### What you should do
Collect each line of the records containing the string "aplikaciji".

### Data supplied
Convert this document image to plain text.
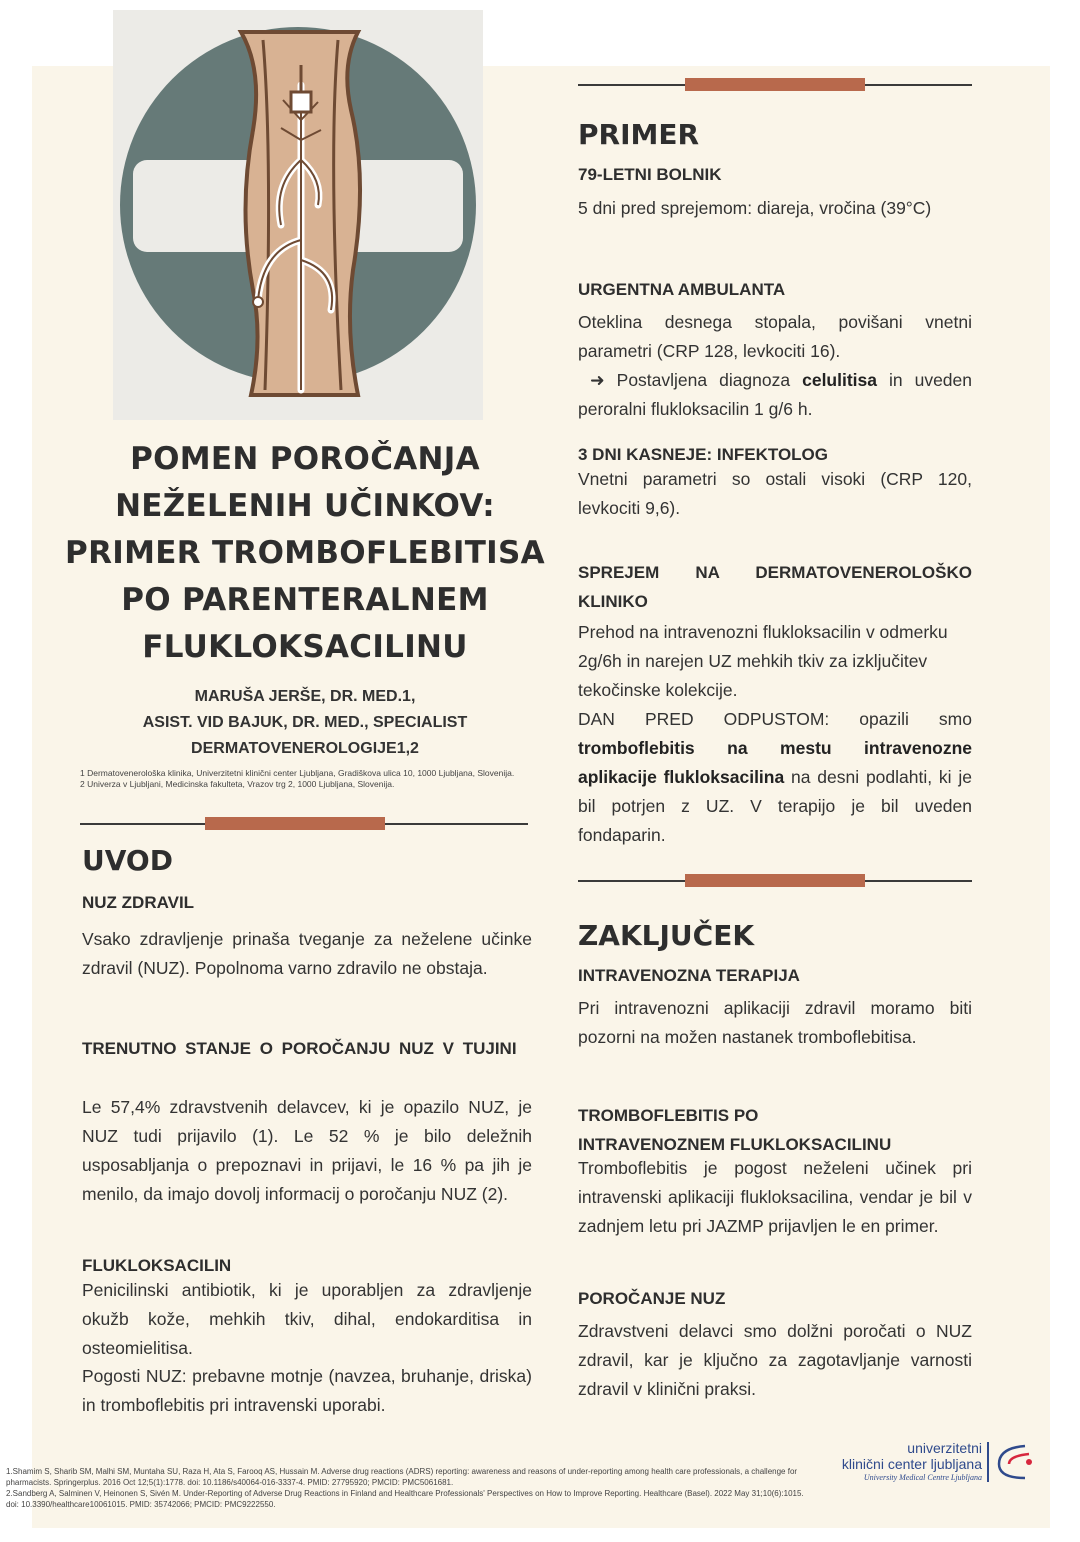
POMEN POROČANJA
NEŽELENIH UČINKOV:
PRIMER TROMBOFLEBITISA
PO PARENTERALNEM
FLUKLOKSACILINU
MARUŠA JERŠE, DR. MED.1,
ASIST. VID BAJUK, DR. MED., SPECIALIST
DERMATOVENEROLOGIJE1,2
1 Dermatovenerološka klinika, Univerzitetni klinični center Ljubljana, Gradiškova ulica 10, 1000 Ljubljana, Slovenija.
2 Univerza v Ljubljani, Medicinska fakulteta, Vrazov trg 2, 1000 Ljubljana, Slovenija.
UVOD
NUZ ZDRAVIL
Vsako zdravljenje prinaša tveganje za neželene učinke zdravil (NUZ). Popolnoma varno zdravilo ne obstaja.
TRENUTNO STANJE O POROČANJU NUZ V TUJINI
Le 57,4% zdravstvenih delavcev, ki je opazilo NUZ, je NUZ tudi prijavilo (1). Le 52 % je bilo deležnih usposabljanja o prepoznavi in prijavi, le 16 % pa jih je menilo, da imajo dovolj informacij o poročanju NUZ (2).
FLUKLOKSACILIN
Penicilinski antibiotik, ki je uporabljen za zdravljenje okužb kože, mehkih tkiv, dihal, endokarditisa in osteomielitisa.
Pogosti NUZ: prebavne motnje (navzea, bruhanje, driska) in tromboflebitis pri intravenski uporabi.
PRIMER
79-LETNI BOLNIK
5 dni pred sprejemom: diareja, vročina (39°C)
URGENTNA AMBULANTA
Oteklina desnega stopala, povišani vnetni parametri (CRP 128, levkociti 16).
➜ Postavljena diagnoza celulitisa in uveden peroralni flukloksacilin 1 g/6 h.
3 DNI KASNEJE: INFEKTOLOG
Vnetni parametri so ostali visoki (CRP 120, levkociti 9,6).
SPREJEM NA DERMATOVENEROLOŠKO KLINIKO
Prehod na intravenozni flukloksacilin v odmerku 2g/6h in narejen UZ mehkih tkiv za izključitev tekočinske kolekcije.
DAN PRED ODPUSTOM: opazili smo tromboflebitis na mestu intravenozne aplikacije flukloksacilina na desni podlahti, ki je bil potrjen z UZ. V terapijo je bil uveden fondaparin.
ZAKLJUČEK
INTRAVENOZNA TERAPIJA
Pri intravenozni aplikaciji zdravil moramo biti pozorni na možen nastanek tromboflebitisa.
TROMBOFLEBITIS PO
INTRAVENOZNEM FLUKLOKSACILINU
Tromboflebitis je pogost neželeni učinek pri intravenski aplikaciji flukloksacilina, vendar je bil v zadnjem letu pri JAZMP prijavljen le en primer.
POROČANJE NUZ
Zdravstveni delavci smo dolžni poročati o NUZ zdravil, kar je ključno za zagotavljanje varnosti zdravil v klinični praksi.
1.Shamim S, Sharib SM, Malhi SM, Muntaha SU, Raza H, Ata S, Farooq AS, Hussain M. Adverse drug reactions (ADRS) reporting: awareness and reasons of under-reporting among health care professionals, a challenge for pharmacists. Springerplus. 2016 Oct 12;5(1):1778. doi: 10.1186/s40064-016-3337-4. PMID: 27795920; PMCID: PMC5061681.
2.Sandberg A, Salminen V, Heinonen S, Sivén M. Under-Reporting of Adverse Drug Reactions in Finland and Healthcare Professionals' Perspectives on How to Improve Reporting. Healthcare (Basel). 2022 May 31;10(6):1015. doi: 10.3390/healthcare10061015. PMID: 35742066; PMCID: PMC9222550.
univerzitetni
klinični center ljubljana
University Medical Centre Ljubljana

---

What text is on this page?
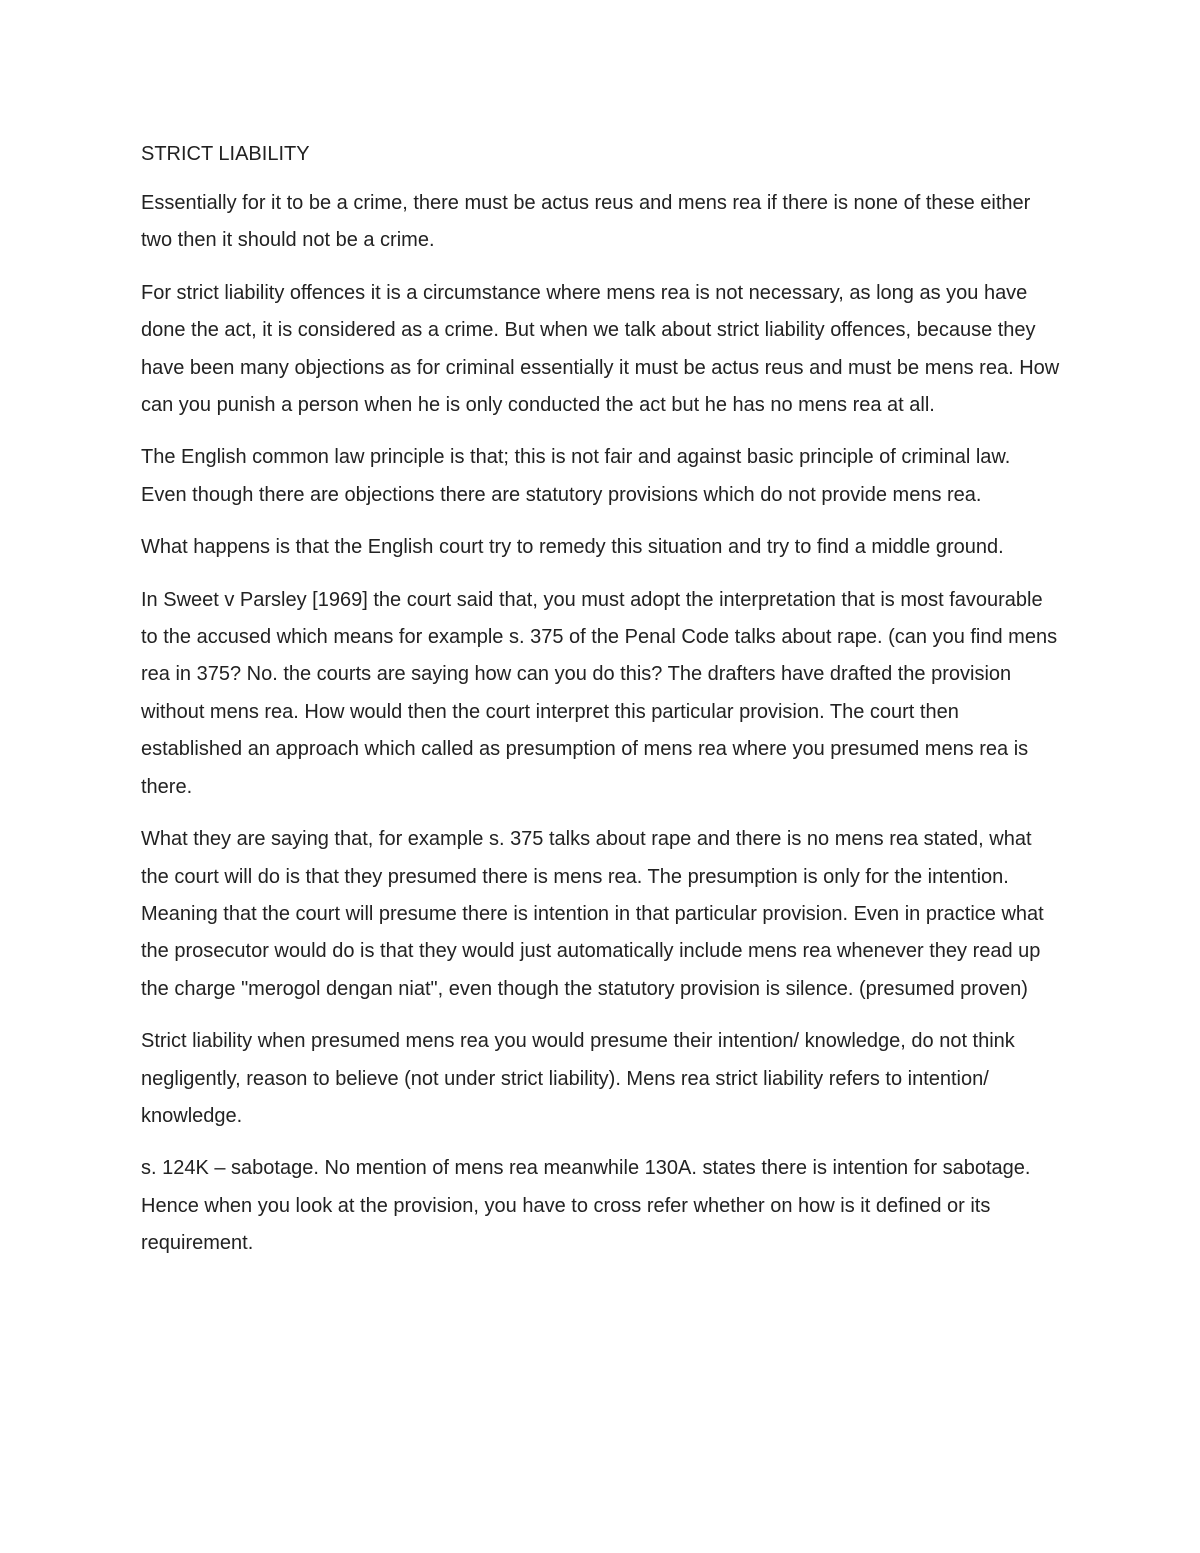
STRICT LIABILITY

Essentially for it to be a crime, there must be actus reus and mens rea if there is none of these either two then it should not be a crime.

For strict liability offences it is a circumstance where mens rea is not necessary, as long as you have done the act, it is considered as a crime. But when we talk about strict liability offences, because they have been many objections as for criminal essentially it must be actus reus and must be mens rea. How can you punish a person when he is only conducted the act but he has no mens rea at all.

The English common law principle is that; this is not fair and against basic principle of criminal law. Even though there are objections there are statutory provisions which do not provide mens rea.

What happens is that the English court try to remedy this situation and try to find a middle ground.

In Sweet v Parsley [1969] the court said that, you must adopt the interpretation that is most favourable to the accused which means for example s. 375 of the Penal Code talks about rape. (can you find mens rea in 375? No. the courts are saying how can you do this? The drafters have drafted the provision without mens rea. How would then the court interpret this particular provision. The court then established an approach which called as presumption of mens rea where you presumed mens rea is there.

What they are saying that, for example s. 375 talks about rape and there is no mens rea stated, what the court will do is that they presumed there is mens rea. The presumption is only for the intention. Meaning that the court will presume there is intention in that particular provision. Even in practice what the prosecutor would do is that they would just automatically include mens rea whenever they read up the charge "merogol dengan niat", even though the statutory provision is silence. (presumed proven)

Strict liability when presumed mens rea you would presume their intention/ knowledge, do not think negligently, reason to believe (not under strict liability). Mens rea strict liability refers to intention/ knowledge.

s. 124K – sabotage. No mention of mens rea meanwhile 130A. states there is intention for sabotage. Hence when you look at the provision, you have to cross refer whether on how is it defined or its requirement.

==

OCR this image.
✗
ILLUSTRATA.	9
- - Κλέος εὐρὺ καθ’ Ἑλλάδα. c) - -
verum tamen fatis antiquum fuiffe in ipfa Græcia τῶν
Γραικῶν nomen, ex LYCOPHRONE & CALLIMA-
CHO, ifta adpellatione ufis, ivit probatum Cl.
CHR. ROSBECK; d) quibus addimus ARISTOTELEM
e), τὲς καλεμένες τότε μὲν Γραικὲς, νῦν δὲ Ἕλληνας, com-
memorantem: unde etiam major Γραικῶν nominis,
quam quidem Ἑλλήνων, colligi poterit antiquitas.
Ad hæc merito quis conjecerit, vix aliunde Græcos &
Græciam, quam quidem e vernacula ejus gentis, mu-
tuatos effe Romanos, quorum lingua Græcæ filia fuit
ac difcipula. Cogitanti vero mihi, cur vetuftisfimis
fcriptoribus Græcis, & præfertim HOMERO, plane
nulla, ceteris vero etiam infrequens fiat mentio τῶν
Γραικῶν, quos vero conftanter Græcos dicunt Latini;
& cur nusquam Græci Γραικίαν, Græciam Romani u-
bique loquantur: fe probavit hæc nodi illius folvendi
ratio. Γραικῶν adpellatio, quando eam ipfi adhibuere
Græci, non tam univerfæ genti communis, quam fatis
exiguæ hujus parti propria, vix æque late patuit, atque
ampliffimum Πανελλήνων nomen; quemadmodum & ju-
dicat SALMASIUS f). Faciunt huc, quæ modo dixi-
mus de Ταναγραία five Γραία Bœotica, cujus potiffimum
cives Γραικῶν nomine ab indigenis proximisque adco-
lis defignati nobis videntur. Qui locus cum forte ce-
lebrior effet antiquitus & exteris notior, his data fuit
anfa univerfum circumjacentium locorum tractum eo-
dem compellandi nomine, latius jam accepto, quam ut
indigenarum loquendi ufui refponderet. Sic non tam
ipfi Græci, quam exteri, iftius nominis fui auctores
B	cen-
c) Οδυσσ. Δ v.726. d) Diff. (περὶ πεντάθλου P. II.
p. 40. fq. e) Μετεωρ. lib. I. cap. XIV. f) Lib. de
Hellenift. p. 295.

### The result
Pri intravenozni aplikaciji zdravil moramo biti pozorni na možen nastanek tromboflebitisa.
Tromboflebitis je pogost neželeni učinek pri intravenski aplikaciji flukloksacilina, vendar je bil v zadnjem letu pri JAZMP prijavljen le en primer.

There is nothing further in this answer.